======== Given data
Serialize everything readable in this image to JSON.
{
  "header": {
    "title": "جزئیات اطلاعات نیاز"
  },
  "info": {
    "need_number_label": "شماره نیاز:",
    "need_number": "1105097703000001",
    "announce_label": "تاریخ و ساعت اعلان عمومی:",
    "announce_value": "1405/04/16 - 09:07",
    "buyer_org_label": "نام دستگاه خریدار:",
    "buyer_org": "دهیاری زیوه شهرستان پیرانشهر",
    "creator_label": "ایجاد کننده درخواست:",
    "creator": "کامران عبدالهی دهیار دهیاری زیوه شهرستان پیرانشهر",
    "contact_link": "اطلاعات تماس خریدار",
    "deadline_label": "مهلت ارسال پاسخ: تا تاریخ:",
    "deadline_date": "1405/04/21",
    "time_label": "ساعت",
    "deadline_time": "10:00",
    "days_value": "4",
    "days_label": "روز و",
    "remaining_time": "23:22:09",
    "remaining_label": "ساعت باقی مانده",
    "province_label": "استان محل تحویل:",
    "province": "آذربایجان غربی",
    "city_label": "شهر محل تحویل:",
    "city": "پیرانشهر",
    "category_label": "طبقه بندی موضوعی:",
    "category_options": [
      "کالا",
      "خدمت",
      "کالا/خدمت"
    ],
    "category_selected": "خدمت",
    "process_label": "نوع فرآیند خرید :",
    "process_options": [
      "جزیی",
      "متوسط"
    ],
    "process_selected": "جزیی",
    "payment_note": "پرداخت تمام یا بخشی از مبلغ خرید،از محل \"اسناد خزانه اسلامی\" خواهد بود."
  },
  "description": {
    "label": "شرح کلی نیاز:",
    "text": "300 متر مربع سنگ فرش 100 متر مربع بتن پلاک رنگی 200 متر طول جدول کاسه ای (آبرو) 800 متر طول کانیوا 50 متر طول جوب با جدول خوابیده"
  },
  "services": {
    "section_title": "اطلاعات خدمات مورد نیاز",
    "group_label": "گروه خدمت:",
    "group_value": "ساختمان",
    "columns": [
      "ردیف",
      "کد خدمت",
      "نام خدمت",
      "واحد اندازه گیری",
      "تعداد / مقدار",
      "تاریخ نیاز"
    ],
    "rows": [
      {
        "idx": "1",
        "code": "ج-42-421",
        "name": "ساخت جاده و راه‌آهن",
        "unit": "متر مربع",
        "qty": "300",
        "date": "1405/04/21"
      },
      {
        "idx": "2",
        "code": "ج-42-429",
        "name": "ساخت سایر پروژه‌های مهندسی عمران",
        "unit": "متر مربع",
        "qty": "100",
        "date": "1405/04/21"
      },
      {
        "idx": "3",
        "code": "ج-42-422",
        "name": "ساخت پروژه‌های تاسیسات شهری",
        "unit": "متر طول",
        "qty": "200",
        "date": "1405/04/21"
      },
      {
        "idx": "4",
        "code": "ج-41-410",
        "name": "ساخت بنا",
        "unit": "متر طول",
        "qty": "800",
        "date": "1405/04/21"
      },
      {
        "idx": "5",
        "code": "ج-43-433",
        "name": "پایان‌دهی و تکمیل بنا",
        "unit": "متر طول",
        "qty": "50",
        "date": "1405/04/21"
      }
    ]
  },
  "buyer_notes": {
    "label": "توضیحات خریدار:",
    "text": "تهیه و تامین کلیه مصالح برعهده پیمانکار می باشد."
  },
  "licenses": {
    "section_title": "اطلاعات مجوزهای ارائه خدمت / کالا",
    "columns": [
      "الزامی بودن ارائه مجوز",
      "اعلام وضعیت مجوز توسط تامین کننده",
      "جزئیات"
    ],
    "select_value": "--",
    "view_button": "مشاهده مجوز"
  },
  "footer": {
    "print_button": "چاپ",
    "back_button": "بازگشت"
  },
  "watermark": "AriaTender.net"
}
================
Collect the lines of the records that include the string "تحویل".

• Response to this exercise
    "province_label": "استان محل تحویل:",
    "city_label": "شهر محل تحویل:",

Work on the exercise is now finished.